**Exercise goal**
Format the material from its first line through the line containing "data-point xyxy=(1771,746,1781,756)" as a JSON list of strings, with one string per line and any blank lines omitted.
+ + + + +
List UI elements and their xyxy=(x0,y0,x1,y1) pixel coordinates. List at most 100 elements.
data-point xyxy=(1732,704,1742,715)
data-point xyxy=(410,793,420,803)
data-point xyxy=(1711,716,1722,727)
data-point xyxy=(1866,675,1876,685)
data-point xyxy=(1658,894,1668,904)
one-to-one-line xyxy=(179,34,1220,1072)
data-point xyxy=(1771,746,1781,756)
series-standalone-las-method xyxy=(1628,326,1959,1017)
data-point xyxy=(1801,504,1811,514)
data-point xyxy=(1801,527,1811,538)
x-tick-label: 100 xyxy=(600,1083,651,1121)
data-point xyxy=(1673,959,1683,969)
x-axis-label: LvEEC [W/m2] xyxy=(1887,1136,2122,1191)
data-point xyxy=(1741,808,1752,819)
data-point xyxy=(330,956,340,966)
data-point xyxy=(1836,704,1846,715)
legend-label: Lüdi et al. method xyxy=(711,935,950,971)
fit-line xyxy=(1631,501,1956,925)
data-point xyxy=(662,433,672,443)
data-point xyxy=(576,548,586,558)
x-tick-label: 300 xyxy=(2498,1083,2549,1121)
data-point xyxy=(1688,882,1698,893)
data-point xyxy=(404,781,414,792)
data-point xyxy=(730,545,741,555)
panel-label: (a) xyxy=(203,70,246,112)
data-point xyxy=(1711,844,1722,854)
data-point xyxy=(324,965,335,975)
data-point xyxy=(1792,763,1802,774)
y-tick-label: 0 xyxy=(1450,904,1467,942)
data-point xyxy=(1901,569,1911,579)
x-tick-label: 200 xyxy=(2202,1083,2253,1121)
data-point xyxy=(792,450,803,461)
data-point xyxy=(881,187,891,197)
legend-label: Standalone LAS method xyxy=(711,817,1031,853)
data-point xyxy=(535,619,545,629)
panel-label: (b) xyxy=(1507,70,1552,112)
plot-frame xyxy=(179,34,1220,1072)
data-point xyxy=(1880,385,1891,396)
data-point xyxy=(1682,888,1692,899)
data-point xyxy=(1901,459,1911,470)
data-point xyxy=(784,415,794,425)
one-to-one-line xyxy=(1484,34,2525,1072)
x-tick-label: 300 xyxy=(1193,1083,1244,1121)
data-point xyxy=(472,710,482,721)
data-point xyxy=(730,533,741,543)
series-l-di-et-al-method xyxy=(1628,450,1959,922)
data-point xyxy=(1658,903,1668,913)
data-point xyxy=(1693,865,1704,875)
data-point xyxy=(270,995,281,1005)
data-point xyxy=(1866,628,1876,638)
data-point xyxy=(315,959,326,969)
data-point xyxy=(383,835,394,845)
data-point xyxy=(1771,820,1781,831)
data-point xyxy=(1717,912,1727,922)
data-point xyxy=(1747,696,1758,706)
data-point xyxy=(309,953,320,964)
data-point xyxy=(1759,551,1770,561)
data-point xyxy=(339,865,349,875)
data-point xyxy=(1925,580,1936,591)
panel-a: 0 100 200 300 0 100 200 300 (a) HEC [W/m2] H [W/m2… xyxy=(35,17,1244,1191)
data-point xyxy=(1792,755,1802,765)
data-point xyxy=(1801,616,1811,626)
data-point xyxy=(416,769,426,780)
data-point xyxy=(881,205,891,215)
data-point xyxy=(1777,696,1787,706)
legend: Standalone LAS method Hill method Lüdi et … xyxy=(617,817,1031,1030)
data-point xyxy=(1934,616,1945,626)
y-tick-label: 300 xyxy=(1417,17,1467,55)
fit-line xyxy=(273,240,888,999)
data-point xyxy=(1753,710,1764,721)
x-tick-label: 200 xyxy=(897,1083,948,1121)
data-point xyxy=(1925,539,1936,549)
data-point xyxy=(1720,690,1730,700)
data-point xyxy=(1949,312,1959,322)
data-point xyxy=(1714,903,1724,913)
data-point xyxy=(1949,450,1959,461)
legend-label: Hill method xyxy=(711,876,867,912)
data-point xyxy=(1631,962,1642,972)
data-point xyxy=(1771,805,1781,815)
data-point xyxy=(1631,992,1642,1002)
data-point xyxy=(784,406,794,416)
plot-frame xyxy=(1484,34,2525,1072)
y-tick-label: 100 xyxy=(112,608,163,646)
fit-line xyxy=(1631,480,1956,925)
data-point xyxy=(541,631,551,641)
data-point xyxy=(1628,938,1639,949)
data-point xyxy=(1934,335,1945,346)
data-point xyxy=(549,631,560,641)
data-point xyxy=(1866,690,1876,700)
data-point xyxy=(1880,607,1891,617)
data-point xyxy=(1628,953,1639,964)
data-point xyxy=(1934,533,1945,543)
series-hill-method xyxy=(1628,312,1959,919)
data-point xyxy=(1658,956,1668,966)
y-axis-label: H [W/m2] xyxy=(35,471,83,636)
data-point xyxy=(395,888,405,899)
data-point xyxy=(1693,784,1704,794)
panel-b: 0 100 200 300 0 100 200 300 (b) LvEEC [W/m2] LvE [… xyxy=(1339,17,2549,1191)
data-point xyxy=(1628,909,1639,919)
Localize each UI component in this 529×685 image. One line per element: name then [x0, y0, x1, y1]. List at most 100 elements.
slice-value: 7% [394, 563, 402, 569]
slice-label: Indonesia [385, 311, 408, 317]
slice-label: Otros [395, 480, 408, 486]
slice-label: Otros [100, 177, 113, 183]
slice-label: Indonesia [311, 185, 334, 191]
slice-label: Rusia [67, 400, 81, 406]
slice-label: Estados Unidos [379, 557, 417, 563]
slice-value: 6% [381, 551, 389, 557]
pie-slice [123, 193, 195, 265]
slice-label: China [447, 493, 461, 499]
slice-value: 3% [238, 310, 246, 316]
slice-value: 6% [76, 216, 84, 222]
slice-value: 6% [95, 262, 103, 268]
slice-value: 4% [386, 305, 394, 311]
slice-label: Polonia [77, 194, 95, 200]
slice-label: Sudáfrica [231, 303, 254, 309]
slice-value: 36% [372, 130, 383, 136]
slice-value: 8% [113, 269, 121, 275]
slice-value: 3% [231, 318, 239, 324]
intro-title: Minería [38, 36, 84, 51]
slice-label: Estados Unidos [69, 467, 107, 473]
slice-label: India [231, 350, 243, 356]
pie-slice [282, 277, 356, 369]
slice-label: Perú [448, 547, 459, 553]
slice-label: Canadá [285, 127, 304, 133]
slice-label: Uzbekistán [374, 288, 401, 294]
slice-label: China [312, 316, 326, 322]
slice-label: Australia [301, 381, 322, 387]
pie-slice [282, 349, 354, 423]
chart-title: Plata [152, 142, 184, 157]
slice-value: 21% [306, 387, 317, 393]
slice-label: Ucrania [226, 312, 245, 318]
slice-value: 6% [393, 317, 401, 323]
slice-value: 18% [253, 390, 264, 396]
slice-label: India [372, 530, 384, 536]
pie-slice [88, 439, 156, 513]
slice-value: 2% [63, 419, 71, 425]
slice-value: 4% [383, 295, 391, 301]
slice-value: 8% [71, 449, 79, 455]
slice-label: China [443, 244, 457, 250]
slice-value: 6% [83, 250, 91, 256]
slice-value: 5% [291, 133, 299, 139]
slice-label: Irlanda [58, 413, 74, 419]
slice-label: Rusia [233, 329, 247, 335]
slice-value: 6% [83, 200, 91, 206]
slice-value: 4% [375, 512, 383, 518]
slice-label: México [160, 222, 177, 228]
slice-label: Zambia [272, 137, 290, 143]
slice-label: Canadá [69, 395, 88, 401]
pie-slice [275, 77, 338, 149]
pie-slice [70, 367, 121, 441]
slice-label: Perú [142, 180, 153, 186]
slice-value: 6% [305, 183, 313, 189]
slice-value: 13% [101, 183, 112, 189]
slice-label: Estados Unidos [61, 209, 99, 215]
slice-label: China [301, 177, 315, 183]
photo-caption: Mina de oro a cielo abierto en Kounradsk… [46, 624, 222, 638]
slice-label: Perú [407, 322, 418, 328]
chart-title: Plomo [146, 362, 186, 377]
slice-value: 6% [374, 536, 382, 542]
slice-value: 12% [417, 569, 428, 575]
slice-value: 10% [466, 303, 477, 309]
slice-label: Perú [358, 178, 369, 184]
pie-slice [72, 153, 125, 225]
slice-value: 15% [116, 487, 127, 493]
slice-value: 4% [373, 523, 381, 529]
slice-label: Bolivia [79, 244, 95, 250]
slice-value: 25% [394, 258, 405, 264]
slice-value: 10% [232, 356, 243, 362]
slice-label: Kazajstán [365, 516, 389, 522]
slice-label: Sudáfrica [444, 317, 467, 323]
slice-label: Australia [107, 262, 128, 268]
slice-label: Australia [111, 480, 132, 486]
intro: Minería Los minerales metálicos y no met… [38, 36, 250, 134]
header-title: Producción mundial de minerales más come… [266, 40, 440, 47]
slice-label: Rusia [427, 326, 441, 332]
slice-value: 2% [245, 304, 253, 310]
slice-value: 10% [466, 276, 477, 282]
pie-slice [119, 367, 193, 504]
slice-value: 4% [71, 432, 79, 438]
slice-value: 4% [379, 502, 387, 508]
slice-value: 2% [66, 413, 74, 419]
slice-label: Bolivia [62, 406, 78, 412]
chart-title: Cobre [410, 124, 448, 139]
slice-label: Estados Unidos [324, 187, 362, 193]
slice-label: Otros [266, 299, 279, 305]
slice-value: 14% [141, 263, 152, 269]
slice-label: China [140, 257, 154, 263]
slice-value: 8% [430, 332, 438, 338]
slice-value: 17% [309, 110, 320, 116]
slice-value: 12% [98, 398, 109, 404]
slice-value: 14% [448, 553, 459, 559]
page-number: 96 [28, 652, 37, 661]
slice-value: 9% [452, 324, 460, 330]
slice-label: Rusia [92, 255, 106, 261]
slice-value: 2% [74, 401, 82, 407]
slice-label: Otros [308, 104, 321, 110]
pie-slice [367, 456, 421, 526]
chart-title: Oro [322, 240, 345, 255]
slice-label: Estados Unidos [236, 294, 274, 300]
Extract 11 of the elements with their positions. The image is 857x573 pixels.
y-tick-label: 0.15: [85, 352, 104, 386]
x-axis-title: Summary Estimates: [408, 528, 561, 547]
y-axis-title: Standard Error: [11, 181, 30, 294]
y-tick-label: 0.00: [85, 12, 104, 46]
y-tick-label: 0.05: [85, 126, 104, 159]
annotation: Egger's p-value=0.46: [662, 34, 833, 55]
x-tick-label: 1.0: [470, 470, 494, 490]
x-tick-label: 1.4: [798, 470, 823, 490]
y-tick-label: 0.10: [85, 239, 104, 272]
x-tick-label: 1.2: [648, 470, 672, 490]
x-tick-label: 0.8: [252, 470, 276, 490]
+ + + + +
**Solution for this problem**
[
  "List UI elements and their xyxy=(x0,y0,x1,y1) pixel coordinates. List at most 100 elements.",
  "data-point xyxy=(1732,704,1742,715)",
  "data-point xyxy=(410,793,420,803)",
  "data-point xyxy=(1711,716,1722,727)",
  "data-point xyxy=(1866,675,1876,685)",
  "data-point xyxy=(1658,894,1668,904)",
  "one-to-one-line xyxy=(179,34,1220,1072)",
  "data-point xyxy=(1771,746,1781,756)"
]